#### PASSAGE SHOWN
To ensure that the cancellation of the current Conditional Capital 2006 does not become effective without being substituted by the new Conditional Capital 2010 pursuant to the above resolution, the Management Board shall be instructed to register the cancellation of the Conditional Capital 2006 with the commercial register in such a way that the cancellation is only entered if the new Conditional Capital 2010 is entered at the same time.

The Management Board shall be authorized to register the Conditional Capital 2010 in the commercial register independently from any other resolutions made by the Annual General Meeting.

The Supervisory Board shall be authorized to make adjustments to the wording of the Statutes in accordance with the respective issue of shares to be subscribed as well as any other amendments to the Statutes in connection therewith that merely concern the wording. The same applies in the event that the authorization to issue bonds has not been utilized upon expiry of the term of authorization as well as in the event that the Conditional Capital 2010 has not been utilized upon expiry of the deadlines for exercising conversion and option rights or for fulfilling conversion obligations.

Authorization to acquire treasury shares for trading purposes

The authorization to acquire treasury shares for trading purposes pursuant to § 71 (1) no. 7 of the German Stock Corporation Act, adopted by the Annual General Meeting on April 29, 2009, expires on October 28, 2010. This authorization shall therefore be renewed. The authorization is to be for a 5-year term in accordance with the possibility provided under the new law.

The Management Board and the Supervisory Board, therefore, propose that the following resolution be adopted:

a) Domestic or foreign credit institutions, within the meaning of § 71 (1) no. 7 of the German Stock Corporation Act, that are majority-owned by Allianz SE, shall be authorized to buy and sell shares of the Company for trading purposes. The total number of shares acquired, together with other treasury shares held by the Company (or that the Company is deemed to hold pursuant to §§ 71a et seq. of the German Stock Corporation Act), shall at no time exceed 10% of the capital stock.

b) Based on this resolution, shares shall be acquired only if the consideration paid per share does not exceed by more than 10%, and does not fall short of by more than 10%, the average of the share prices (closing price in the Xetra-trading system or any comparable successor system) of Allianz SE during the three trading days in Frankfurt am Main preceding the acquisition of the shares.

c) The trading position in shares acquired for this purpose shall not, at the end of any day, exceed 5% of the capital stock of Allianz SE.

d) This authorization shall be effective until May 4, 2015. The currently existing authorization to acquire treasury shares for trading purposes, adopted by the Annual General Meeting on April 29, 2009, and expiring on October 28, 2010, shall be cancelled upon the new authorization becoming effective.

Authorization to acquire and utilize treasury shares for other purposes

The authorization to acquire treasury shares pursuant to § 71 (1) no. 8 German Stock Corporation Act, adopted by the Annual General Meeting on April 29, 2009, expires on October 28, 2010. This authorization shall therefore be renewed. The proposed resolution sets forth the possibilities of the Company both with regard to the modalities of the acquisition of treasury shares and their subsequent use. The term of the authorization shall be 5 years in accordance with the possibility provided under the new law.

#### SUPPLIED INFORMATION
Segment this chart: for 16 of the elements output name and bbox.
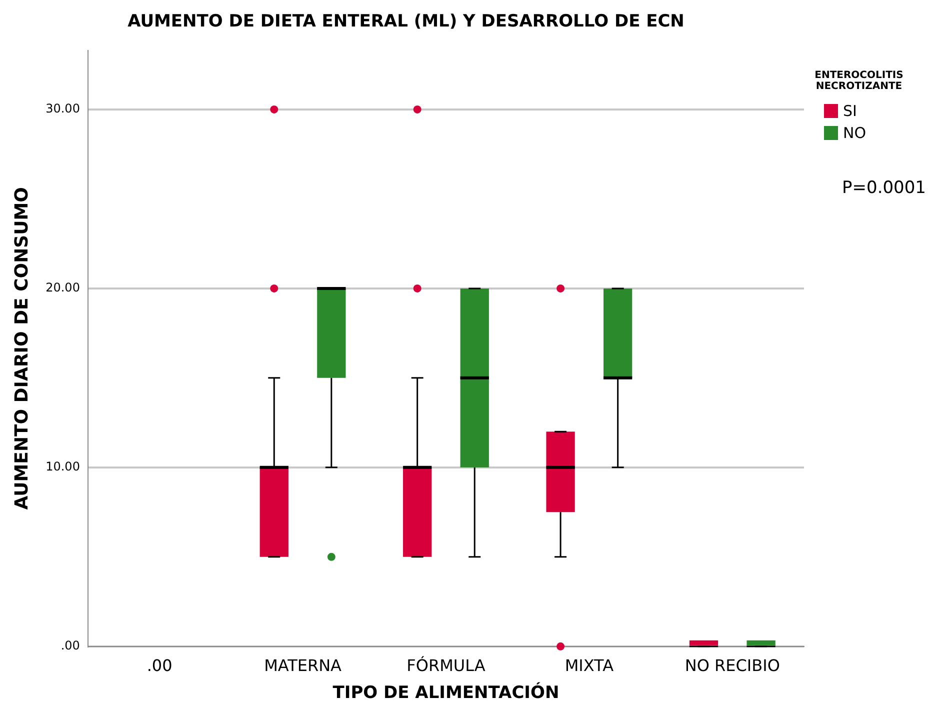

#### WRITTEN INSTRUCTION A
List each distinct calendar date that appears in the resolution text.
#### WRITTEN INSTRUCTION B
In the resolution text, what maximum share of Allianz SE's capital stock may the trading position in shares acquired for trading purposes reach at the end of any day?
#### WRITTEN INSTRUCTION C
According to the resolution text, why must the Management Board register the cancellation of the Conditional Capital 2006 so that it is entered only together with the new Conditional Capital 2010?

#### TASK ANSWER A
- April 29, 2009
- October 28, 2010
- May 4, 2015

#### TASK ANSWER B
5% of the capital stock of Allianz SE.

#### TASK ANSWER C
This ensures that the cancellation of the current Conditional Capital 2006 does not take effect without the new Conditional Capital 2010 replacing it.